• [Records shown]:
--
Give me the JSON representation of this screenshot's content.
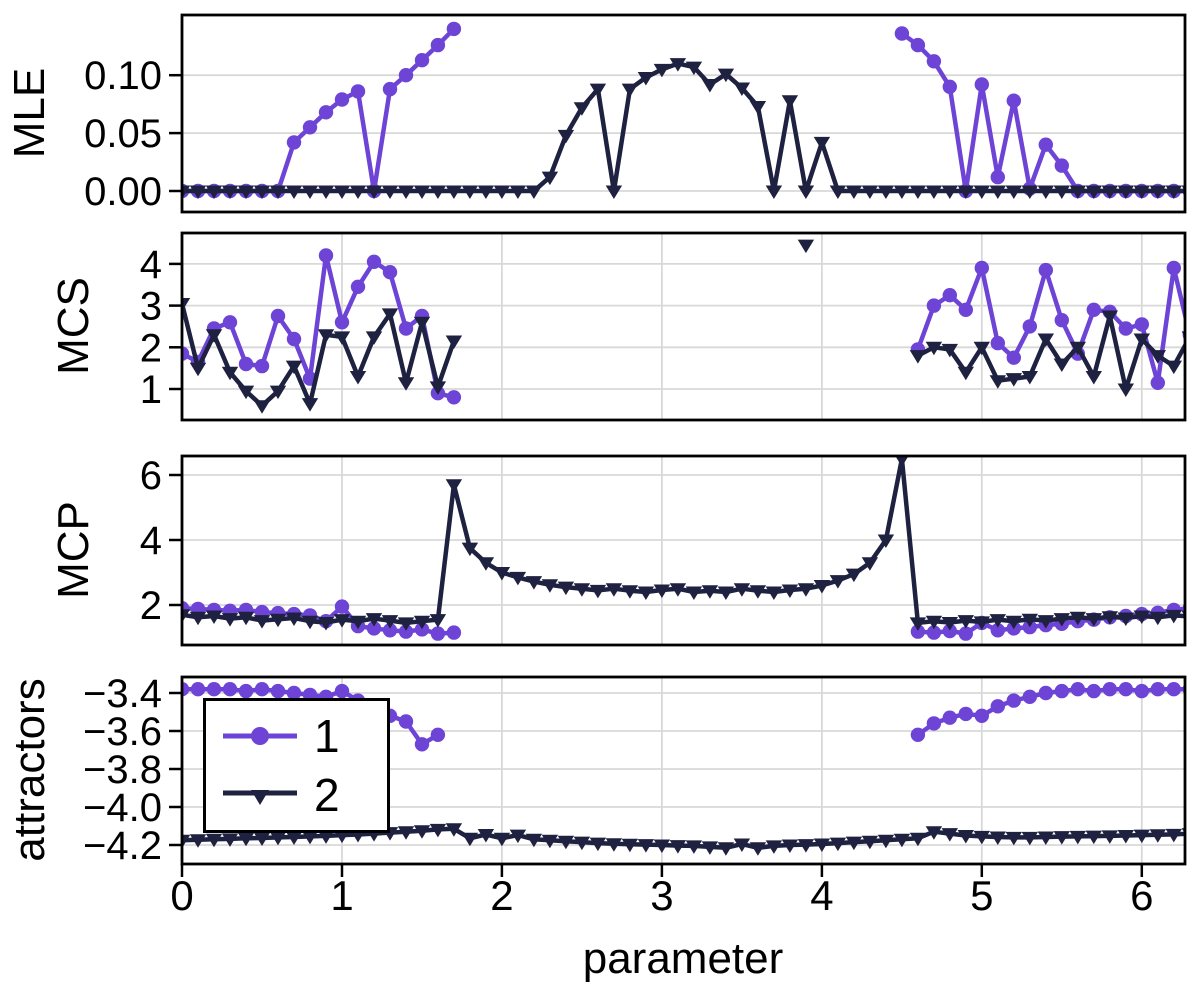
{
  "chart_data": {
    "type": "line",
    "title": "",
    "xlabel": "parameter",
    "x_start": 0,
    "x_step": 0.1,
    "xlim": [
      0,
      6.27
    ],
    "xticks": [
      0,
      1,
      2,
      3,
      4,
      5,
      6
    ],
    "xtick_labels": [
      "0",
      "1",
      "2",
      "3",
      "4",
      "5",
      "6"
    ],
    "grid": true,
    "grid_color": "#d8d8d8",
    "colors": {
      "series1": "#6d44d6",
      "series2": "#1e2140"
    },
    "legend": {
      "position": "upper-left-of-bottom-panel",
      "entries": [
        {
          "label": "1",
          "marker": "circle",
          "color": "#6d44d6"
        },
        {
          "label": "2",
          "marker": "triangle-down",
          "color": "#1e2140"
        }
      ]
    },
    "panels": [
      {
        "id": "mle",
        "ylabel": "MLE",
        "yticks": [
          0.0,
          0.05,
          0.1
        ],
        "ytick_labels": [
          "0.00",
          "0.05",
          "0.10"
        ],
        "ylim": [
          -0.0181,
          0.152
        ],
        "vertical_grid": false,
        "series1": [
          0,
          0,
          0,
          0,
          0,
          0,
          0,
          0.042,
          0.055,
          0.068,
          0.079,
          0.086,
          0,
          0.088,
          0.1,
          0.113,
          0.126,
          0.14,
          null,
          null,
          null,
          null,
          null,
          null,
          null,
          null,
          null,
          null,
          null,
          null,
          null,
          null,
          null,
          null,
          null,
          null,
          null,
          null,
          null,
          null,
          null,
          null,
          null,
          null,
          null,
          0.136,
          0.126,
          0.112,
          0.09,
          0,
          0.092,
          0.012,
          0.078,
          0.002,
          0.04,
          0.022,
          0,
          0,
          0,
          0,
          0,
          0,
          0,
          0
        ],
        "series2": [
          0,
          0,
          0,
          0,
          0,
          0,
          0,
          0,
          0,
          0,
          0,
          0,
          0,
          0,
          0,
          0,
          0,
          0,
          0,
          0,
          0,
          0,
          0,
          0.012,
          0.048,
          0.072,
          0.088,
          0,
          0.088,
          0.098,
          0.105,
          0.11,
          0.107,
          0.092,
          0.101,
          0.089,
          0.073,
          0,
          0.078,
          0,
          0.042,
          0,
          0,
          0,
          0,
          0,
          0,
          0,
          0,
          0,
          0,
          0,
          0,
          0,
          0,
          0,
          0,
          0,
          0,
          0,
          0,
          0,
          0,
          0
        ]
      },
      {
        "id": "mcs",
        "ylabel": "MCS",
        "yticks": [
          1,
          2,
          3,
          4
        ],
        "ytick_labels": [
          "1",
          "2",
          "3",
          "4"
        ],
        "ylim": [
          0.257,
          4.74
        ],
        "vertical_grid": true,
        "series1": [
          1.85,
          1.65,
          2.45,
          2.6,
          1.6,
          1.55,
          2.75,
          2.2,
          1.25,
          4.2,
          2.6,
          3.45,
          4.05,
          3.8,
          2.45,
          2.75,
          0.9,
          0.8,
          null,
          null,
          null,
          null,
          null,
          null,
          null,
          null,
          null,
          null,
          null,
          null,
          null,
          null,
          null,
          null,
          null,
          null,
          null,
          null,
          null,
          null,
          null,
          null,
          null,
          null,
          null,
          null,
          1.95,
          3.0,
          3.25,
          2.9,
          3.9,
          2.1,
          1.75,
          2.5,
          3.85,
          2.65,
          1.85,
          2.9,
          2.85,
          2.45,
          2.55,
          1.15,
          3.9,
          2.3
        ],
        "series2": [
          3.05,
          1.5,
          2.3,
          1.4,
          0.95,
          0.6,
          0.95,
          1.55,
          0.65,
          2.3,
          2.25,
          1.3,
          2.25,
          2.8,
          1.15,
          2.6,
          1.05,
          2.15,
          null,
          null,
          null,
          null,
          null,
          null,
          null,
          null,
          null,
          null,
          null,
          null,
          null,
          null,
          null,
          null,
          null,
          null,
          null,
          null,
          null,
          4.45,
          null,
          null,
          null,
          null,
          null,
          null,
          1.8,
          2.0,
          1.95,
          1.4,
          2.0,
          1.2,
          1.25,
          1.3,
          2.2,
          1.6,
          2.0,
          1.3,
          2.75,
          1.0,
          2.2,
          1.8,
          1.55,
          2.25
        ]
      },
      {
        "id": "mcp",
        "ylabel": "MCP",
        "yticks": [
          2,
          4,
          6
        ],
        "ytick_labels": [
          "2",
          "4",
          "6"
        ],
        "ylim": [
          0.769,
          6.585
        ],
        "vertical_grid": true,
        "series1": [
          1.9,
          1.88,
          1.85,
          1.82,
          1.85,
          1.78,
          1.75,
          1.72,
          1.68,
          1.5,
          1.95,
          1.35,
          1.28,
          1.22,
          1.18,
          1.25,
          1.12,
          1.15,
          null,
          null,
          null,
          null,
          null,
          null,
          null,
          null,
          null,
          null,
          null,
          null,
          null,
          null,
          null,
          null,
          null,
          null,
          null,
          null,
          null,
          null,
          null,
          null,
          null,
          null,
          null,
          null,
          1.18,
          1.15,
          1.2,
          1.12,
          1.45,
          1.22,
          1.28,
          1.32,
          1.38,
          1.42,
          1.5,
          1.55,
          1.62,
          1.66,
          1.72,
          1.76,
          1.85,
          1.9
        ],
        "series2": [
          1.7,
          1.62,
          1.66,
          1.58,
          1.62,
          1.52,
          1.56,
          1.6,
          1.5,
          1.46,
          1.55,
          1.5,
          1.58,
          1.52,
          1.45,
          1.5,
          1.55,
          5.7,
          3.75,
          3.3,
          3.0,
          2.85,
          2.72,
          2.62,
          2.55,
          2.5,
          2.45,
          2.5,
          2.44,
          2.4,
          2.46,
          2.5,
          2.4,
          2.44,
          2.4,
          2.5,
          2.44,
          2.4,
          2.46,
          2.5,
          2.6,
          2.75,
          2.95,
          3.3,
          4.0,
          6.5,
          1.45,
          1.5,
          1.46,
          1.52,
          1.48,
          1.55,
          1.5,
          1.56,
          1.52,
          1.58,
          1.62,
          1.58,
          1.64,
          1.6,
          1.66,
          1.62,
          1.68,
          1.65
        ]
      },
      {
        "id": "attractors",
        "ylabel": "attractors",
        "yticks": [
          -3.4,
          -3.6,
          -3.8,
          -4.0,
          -4.2
        ],
        "ytick_labels": [
          "−3.4",
          "−3.6",
          "−3.8",
          "−4.0",
          "−4.2"
        ],
        "ylim": [
          -4.3,
          -3.316
        ],
        "vertical_grid": true,
        "series1": [
          -3.38,
          -3.38,
          -3.38,
          -3.38,
          -3.39,
          -3.38,
          -3.39,
          -3.4,
          -3.41,
          -3.42,
          -3.39,
          -3.44,
          -3.49,
          -3.52,
          -3.55,
          -3.67,
          -3.62,
          null,
          null,
          null,
          null,
          null,
          null,
          null,
          null,
          null,
          null,
          null,
          null,
          null,
          null,
          null,
          null,
          null,
          null,
          null,
          null,
          null,
          null,
          null,
          null,
          null,
          null,
          null,
          null,
          null,
          -3.62,
          -3.56,
          -3.53,
          -3.51,
          -3.52,
          -3.47,
          -3.44,
          -3.42,
          -3.4,
          -3.39,
          -3.38,
          -3.39,
          -3.38,
          -3.38,
          -3.39,
          -3.38,
          -3.38,
          -3.38
        ],
        "series2": [
          -4.175,
          -4.172,
          -4.17,
          -4.168,
          -4.165,
          -4.163,
          -4.16,
          -4.158,
          -4.155,
          -4.152,
          -4.148,
          -4.145,
          -4.14,
          -4.135,
          -4.13,
          -4.125,
          -4.118,
          -4.115,
          -4.165,
          -4.145,
          -4.165,
          -4.148,
          -4.17,
          -4.175,
          -4.18,
          -4.185,
          -4.19,
          -4.193,
          -4.196,
          -4.198,
          -4.2,
          -4.203,
          -4.205,
          -4.21,
          -4.215,
          -4.195,
          -4.215,
          -4.205,
          -4.2,
          -4.198,
          -4.195,
          -4.19,
          -4.185,
          -4.18,
          -4.175,
          -4.17,
          -4.165,
          -4.13,
          -4.14,
          -4.15,
          -4.155,
          -4.158,
          -4.16,
          -4.16,
          -4.158,
          -4.156,
          -4.155,
          -4.153,
          -4.152,
          -4.15,
          -4.148,
          -4.146,
          -4.144,
          -4.14
        ]
      }
    ]
  }
}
--
• [Exercise]: How many of the lines above contain the string "ylabel"? Give the number only.

• [Written answer]: 4